- _ROWS_

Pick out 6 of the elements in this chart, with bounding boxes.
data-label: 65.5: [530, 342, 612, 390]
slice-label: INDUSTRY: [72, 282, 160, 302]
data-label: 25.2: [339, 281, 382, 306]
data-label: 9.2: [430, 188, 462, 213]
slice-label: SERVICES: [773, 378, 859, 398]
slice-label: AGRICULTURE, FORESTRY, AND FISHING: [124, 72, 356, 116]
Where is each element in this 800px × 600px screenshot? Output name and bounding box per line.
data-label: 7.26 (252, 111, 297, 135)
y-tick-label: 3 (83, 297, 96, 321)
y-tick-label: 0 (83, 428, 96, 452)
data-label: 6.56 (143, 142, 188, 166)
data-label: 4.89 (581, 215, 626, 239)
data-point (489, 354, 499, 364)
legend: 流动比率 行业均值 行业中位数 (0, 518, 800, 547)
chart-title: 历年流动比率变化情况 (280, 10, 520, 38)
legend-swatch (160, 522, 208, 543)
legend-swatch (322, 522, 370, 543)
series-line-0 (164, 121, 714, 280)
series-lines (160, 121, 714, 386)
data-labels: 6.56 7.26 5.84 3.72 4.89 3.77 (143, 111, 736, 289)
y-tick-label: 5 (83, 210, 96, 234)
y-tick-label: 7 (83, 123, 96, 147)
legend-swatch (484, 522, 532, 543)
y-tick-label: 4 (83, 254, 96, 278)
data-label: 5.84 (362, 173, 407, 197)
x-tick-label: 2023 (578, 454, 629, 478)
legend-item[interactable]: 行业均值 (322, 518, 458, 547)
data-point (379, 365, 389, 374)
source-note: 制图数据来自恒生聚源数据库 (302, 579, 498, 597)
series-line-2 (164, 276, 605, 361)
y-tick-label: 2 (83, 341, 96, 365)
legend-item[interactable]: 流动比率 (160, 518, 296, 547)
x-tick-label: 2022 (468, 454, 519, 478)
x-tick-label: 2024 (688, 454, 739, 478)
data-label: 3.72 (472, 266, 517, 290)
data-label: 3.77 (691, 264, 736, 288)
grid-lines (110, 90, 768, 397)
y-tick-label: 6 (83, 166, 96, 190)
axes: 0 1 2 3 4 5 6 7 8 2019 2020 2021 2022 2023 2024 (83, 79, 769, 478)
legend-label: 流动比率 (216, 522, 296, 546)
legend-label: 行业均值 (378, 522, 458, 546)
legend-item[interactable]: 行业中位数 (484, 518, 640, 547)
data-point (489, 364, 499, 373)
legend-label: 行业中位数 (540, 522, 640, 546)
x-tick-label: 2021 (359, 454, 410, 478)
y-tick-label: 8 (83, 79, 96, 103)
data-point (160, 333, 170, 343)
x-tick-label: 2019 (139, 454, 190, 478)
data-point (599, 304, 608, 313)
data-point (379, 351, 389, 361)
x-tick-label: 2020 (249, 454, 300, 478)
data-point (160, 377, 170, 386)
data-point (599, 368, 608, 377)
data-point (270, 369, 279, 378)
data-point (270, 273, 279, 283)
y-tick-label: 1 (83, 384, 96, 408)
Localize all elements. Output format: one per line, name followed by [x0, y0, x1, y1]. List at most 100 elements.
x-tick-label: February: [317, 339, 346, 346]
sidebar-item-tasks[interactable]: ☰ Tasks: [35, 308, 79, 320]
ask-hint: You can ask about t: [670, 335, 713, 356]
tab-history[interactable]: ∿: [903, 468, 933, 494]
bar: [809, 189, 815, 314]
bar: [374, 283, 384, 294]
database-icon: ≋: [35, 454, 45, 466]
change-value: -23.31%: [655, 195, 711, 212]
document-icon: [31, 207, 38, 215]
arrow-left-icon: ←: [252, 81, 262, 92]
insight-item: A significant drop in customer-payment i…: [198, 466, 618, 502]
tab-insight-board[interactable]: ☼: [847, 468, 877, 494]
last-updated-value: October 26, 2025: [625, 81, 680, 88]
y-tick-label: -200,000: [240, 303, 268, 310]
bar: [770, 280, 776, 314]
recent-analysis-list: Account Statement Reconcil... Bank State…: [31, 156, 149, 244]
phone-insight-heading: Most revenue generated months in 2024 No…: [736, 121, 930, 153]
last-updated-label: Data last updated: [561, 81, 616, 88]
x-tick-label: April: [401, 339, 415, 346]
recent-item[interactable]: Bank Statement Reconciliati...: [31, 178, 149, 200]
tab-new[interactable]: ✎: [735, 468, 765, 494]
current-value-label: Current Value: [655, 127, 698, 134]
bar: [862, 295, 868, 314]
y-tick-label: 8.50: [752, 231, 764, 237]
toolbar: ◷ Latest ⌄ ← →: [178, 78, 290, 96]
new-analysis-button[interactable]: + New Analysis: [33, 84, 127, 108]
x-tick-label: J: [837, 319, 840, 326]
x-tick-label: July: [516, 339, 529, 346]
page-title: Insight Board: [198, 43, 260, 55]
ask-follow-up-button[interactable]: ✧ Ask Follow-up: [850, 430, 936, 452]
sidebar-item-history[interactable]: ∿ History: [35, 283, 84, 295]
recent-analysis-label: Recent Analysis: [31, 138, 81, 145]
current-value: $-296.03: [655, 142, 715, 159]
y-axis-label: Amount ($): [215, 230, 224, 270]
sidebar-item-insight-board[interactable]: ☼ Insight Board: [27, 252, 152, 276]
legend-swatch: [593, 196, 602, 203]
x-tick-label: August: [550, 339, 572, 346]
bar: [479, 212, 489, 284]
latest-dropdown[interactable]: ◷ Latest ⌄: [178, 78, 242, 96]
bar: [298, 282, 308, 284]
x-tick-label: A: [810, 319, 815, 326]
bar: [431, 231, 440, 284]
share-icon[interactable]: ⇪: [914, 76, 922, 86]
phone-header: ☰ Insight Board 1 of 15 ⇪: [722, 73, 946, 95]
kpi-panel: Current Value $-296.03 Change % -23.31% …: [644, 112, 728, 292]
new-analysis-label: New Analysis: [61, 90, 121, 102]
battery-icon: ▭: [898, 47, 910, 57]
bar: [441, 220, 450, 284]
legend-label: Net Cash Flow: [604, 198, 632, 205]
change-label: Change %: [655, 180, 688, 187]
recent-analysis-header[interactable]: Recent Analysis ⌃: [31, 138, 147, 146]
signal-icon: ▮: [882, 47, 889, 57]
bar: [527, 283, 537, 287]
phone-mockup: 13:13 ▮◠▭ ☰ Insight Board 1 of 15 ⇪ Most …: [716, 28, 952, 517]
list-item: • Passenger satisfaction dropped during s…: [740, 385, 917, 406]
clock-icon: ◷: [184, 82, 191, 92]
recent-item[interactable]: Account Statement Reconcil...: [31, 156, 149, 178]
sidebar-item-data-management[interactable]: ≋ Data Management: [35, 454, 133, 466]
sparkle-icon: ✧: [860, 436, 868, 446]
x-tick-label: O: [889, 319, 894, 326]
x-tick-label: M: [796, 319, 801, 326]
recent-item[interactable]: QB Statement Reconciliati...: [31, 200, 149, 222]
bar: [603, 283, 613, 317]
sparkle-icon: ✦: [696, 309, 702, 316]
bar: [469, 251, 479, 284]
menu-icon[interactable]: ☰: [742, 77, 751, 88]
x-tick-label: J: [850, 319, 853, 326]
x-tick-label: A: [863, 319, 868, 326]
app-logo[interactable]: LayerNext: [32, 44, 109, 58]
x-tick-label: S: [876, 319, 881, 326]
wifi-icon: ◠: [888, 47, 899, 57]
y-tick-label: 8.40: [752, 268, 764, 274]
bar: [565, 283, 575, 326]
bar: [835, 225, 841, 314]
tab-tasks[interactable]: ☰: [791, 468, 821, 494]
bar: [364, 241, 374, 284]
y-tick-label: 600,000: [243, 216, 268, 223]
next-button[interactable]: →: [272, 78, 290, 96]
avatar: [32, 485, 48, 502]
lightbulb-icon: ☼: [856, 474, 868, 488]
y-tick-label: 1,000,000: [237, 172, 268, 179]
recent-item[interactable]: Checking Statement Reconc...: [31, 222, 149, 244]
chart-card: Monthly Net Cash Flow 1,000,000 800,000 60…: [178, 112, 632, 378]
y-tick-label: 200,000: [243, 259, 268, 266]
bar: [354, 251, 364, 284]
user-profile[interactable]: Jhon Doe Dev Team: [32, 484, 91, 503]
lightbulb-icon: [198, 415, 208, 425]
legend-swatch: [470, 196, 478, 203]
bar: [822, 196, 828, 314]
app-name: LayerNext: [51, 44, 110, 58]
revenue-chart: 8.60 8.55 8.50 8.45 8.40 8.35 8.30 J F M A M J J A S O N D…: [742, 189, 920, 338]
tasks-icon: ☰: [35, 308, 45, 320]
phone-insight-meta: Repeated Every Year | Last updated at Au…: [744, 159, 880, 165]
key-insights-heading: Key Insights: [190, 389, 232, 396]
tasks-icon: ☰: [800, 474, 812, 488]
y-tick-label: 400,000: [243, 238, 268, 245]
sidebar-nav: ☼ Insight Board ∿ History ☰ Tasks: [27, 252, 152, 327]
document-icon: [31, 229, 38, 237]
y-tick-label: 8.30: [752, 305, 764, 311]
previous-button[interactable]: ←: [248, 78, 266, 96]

- _WHAT IS NEEDED_
Print, word for word, every line from the very first one down to and including the line that contains "chart-title: 历年流动比率变化情况 (280, 10, 520, 38)".

- _RESULT_
Pick out 6 of the elements in this chart, with bounding boxes.
data-label: 65.5: [530, 342, 612, 390]
slice-label: INDUSTRY: [72, 282, 160, 302]
data-label: 25.2: [339, 281, 382, 306]
data-label: 9.2: [430, 188, 462, 213]
slice-label: SERVICES: [773, 378, 859, 398]
slice-label: AGRICULTURE, FORESTRY, AND FISHING: [124, 72, 356, 116]
Where is each element in this 800px × 600px screenshot? Output name and bounding box per line.
data-label: 7.26 (252, 111, 297, 135)
y-tick-label: 3 (83, 297, 96, 321)
y-tick-label: 0 (83, 428, 96, 452)
data-label: 6.56 (143, 142, 188, 166)
data-label: 4.89 (581, 215, 626, 239)
data-point (489, 354, 499, 364)
legend: 流动比率 行业均值 行业中位数 (0, 518, 800, 547)
chart-title: 历年流动比率变化情况 (280, 10, 520, 38)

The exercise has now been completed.